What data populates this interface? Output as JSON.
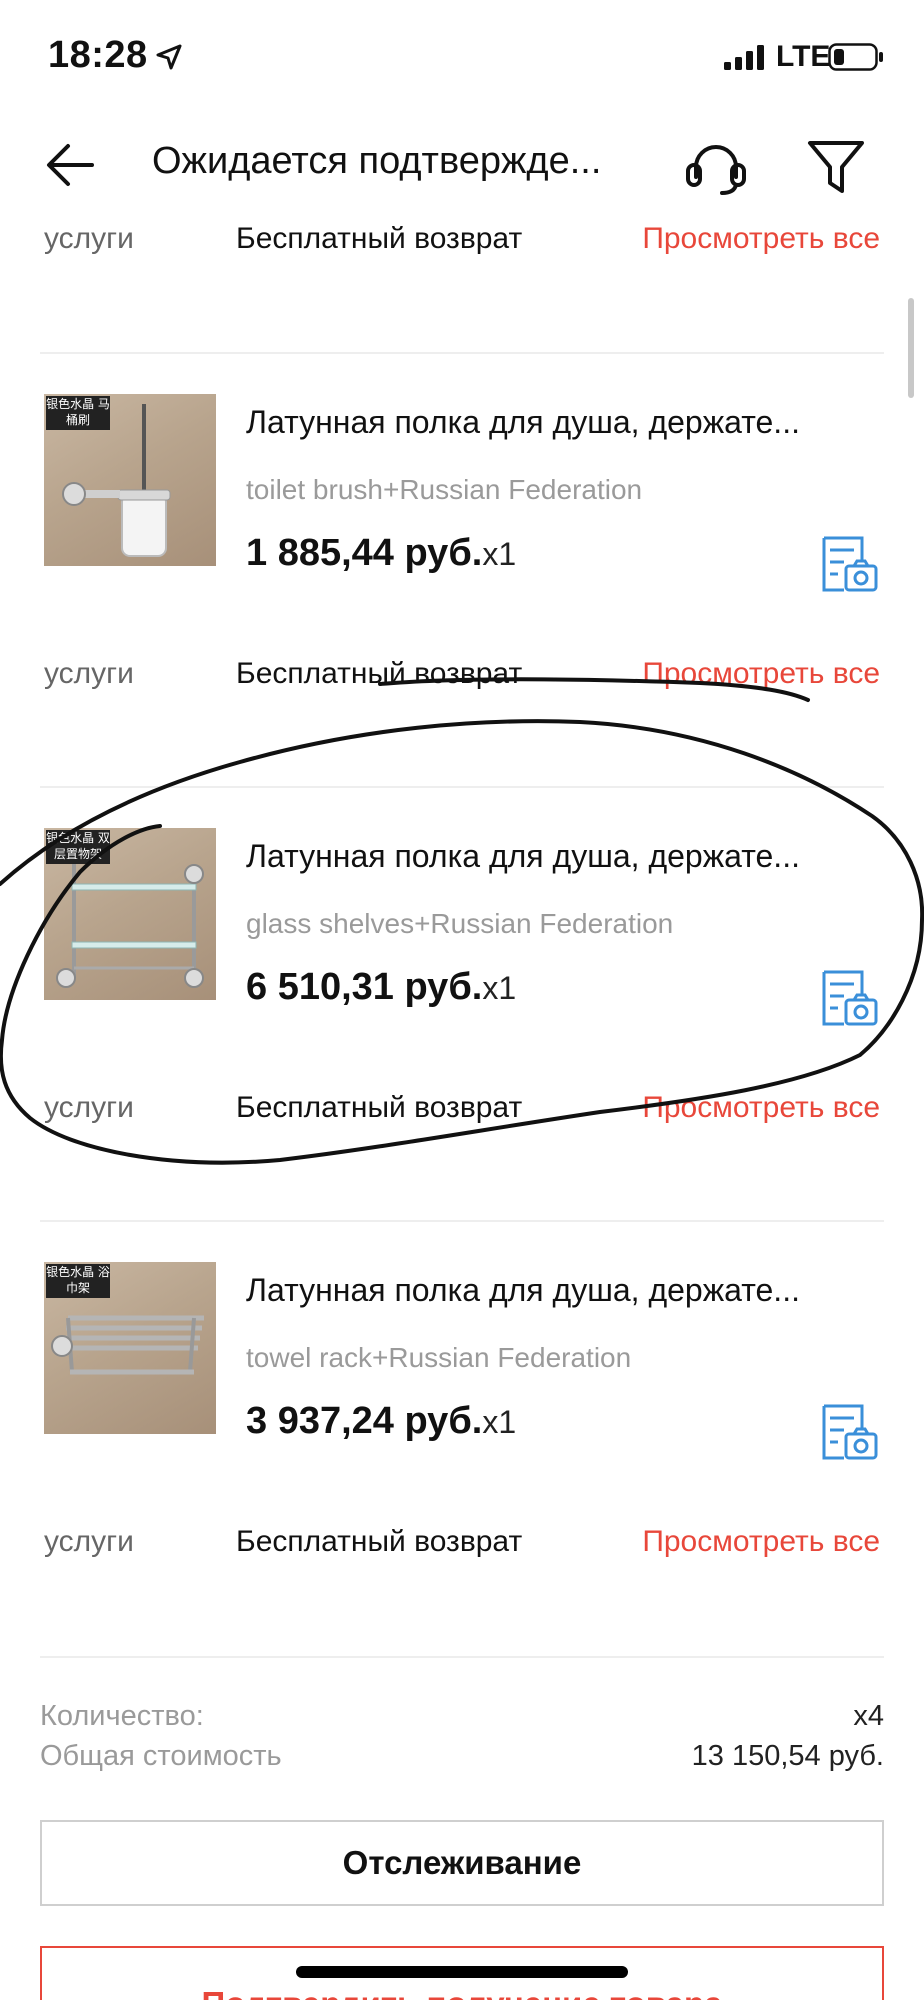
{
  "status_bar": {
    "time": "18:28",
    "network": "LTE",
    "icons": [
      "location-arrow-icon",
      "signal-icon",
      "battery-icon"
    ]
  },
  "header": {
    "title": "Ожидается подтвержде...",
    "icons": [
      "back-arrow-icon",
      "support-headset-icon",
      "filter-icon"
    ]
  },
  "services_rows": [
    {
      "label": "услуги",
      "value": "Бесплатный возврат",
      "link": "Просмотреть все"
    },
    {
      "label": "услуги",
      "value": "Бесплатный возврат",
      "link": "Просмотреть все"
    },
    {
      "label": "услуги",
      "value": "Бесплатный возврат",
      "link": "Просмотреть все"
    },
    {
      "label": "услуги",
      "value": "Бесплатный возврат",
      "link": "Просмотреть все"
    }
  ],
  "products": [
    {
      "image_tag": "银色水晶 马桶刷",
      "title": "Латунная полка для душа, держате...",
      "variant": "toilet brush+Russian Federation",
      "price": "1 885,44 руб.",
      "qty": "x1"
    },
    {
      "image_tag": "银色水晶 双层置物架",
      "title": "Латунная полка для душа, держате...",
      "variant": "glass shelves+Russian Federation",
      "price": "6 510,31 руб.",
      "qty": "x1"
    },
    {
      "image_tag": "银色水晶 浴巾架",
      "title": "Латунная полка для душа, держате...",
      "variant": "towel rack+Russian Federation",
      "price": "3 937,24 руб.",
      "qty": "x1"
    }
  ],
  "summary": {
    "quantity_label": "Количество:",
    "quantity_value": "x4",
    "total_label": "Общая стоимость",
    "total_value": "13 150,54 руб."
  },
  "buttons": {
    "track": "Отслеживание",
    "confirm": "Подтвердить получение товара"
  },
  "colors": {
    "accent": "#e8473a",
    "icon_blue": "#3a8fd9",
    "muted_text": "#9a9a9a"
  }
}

++++++++++++++++++++

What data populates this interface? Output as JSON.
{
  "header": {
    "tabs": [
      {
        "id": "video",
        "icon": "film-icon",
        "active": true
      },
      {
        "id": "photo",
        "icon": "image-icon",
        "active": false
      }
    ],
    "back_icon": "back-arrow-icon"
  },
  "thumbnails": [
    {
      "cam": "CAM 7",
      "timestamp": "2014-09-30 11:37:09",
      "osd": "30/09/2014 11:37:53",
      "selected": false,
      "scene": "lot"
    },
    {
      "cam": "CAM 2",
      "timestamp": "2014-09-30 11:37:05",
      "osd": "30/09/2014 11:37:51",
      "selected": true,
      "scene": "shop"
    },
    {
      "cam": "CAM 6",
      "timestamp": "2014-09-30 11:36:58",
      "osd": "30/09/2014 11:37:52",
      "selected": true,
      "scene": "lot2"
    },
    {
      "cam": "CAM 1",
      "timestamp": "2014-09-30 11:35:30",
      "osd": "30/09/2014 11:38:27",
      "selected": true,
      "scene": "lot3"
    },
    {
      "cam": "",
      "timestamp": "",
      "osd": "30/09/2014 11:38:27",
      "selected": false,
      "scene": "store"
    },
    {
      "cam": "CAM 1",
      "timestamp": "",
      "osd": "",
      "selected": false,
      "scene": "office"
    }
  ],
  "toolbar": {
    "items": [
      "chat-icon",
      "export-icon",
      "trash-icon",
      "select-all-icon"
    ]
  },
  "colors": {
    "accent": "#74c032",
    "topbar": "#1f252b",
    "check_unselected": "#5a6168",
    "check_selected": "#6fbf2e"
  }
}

++++++++++++++++++++

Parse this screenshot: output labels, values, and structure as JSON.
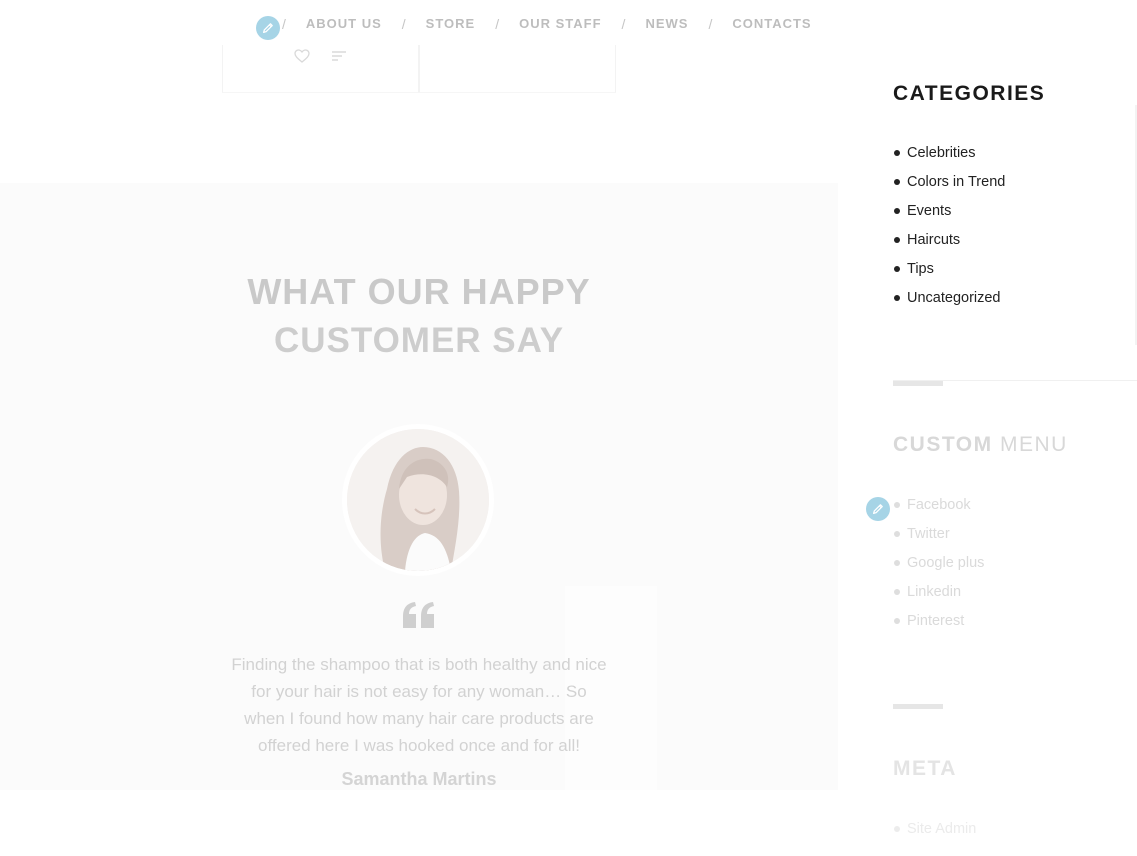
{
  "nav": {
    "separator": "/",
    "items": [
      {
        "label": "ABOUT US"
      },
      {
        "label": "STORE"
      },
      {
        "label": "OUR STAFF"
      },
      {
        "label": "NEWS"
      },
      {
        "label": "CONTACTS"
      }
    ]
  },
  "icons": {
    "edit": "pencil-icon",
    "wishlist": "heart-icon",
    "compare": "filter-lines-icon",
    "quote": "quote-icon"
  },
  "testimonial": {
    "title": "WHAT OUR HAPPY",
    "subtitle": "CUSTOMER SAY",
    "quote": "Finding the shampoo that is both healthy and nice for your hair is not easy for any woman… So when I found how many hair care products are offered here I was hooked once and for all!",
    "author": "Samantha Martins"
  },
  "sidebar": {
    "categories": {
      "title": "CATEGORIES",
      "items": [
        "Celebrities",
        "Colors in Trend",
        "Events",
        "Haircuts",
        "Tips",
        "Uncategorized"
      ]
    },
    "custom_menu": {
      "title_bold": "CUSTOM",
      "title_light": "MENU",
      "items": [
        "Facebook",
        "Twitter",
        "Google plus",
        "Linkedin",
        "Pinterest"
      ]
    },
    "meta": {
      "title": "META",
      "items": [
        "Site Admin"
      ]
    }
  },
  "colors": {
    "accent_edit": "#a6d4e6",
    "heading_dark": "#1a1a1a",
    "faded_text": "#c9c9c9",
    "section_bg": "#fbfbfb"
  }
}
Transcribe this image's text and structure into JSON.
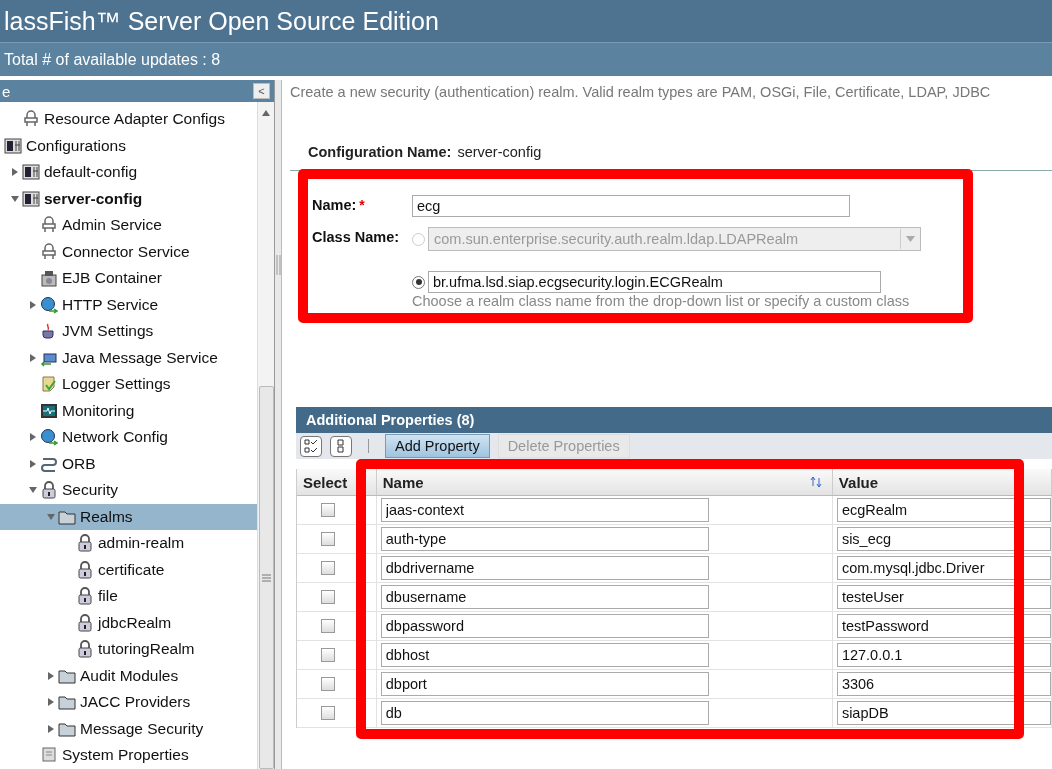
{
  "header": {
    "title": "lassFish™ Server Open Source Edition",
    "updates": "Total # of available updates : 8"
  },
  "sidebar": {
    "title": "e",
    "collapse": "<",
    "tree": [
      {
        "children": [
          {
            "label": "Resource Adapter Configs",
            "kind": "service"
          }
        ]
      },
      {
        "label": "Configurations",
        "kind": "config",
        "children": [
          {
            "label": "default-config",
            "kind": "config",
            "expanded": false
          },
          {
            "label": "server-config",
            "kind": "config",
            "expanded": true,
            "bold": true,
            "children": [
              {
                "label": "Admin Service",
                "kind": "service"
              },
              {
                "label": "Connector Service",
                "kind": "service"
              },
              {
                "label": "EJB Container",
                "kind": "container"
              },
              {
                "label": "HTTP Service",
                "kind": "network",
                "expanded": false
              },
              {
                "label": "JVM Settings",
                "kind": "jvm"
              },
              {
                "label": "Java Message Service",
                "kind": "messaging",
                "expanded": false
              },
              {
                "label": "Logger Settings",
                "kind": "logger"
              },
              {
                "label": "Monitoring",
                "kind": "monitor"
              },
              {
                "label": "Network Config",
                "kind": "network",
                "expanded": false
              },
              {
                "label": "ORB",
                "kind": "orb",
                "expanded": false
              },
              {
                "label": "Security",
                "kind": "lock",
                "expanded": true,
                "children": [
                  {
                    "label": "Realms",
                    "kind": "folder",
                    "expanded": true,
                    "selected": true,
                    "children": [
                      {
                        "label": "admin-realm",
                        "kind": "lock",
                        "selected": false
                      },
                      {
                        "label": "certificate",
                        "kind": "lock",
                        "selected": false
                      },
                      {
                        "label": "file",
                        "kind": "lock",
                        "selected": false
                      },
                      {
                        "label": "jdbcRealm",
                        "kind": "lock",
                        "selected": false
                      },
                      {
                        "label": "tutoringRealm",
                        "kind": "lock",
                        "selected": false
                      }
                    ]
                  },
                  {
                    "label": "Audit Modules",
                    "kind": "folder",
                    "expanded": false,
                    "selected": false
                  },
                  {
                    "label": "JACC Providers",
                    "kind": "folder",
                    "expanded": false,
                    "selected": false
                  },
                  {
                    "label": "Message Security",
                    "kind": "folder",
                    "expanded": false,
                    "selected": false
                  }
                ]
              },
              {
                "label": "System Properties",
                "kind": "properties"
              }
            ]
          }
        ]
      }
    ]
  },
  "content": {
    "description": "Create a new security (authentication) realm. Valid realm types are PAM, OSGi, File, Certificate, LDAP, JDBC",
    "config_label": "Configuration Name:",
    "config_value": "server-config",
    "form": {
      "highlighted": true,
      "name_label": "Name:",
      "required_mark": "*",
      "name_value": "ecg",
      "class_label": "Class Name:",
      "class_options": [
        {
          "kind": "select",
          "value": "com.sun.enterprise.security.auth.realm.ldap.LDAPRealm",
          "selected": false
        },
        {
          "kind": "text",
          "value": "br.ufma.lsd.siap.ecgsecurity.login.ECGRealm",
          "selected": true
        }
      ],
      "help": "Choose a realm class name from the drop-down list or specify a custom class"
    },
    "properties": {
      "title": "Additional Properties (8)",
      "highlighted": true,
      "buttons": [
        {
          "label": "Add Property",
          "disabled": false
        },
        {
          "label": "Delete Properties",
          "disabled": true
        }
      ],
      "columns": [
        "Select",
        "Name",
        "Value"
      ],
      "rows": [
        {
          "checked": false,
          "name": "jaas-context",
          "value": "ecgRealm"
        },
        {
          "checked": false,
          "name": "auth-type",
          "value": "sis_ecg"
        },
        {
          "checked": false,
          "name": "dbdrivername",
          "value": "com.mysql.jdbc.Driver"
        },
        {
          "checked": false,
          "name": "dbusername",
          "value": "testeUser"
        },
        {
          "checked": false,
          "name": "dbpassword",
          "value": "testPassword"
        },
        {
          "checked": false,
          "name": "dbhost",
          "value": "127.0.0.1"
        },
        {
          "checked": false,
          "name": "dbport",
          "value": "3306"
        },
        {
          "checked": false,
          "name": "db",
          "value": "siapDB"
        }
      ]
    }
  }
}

++++++++++++++++++++

▶ **Written exercise**
Read the entries and select each line where the word "Settings" is found.

▶ **Task output**
                "label": "JVM Settings",
                "label": "Logger Settings",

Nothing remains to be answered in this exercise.